━━━━━ Supplied material
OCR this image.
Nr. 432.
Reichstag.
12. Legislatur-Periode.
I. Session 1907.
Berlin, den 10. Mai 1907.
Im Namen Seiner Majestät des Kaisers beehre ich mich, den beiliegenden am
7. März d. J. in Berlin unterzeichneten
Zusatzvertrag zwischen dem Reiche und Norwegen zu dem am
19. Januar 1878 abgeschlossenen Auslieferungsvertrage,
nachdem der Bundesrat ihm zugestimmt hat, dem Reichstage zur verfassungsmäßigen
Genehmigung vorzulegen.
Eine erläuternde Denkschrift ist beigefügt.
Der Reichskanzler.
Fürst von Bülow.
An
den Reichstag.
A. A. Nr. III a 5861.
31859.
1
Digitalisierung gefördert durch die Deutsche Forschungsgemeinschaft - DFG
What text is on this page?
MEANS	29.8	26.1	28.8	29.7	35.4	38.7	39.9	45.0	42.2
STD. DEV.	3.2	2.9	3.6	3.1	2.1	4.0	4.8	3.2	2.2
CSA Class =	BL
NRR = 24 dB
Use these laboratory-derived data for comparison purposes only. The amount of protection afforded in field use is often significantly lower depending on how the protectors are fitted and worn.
━━━━━━━━━━
Write out, word for word, every line from the one containing "What text is on this page?" through the last line of the records above.

What text is on this page?
MEANS	29.8	26.1	28.8	29.7	35.4	38.7	39.9	45.0	42.2
STD. DEV.	3.2	2.9	3.6	3.1	2.1	4.0	4.8	3.2	2.2
CSA Class =	BL
NRR = 24 dB
Use these laboratory-derived data for comparison purposes only. The amount of protection afforded in field use is often significantly lower depending on how the protectors are fitted and worn.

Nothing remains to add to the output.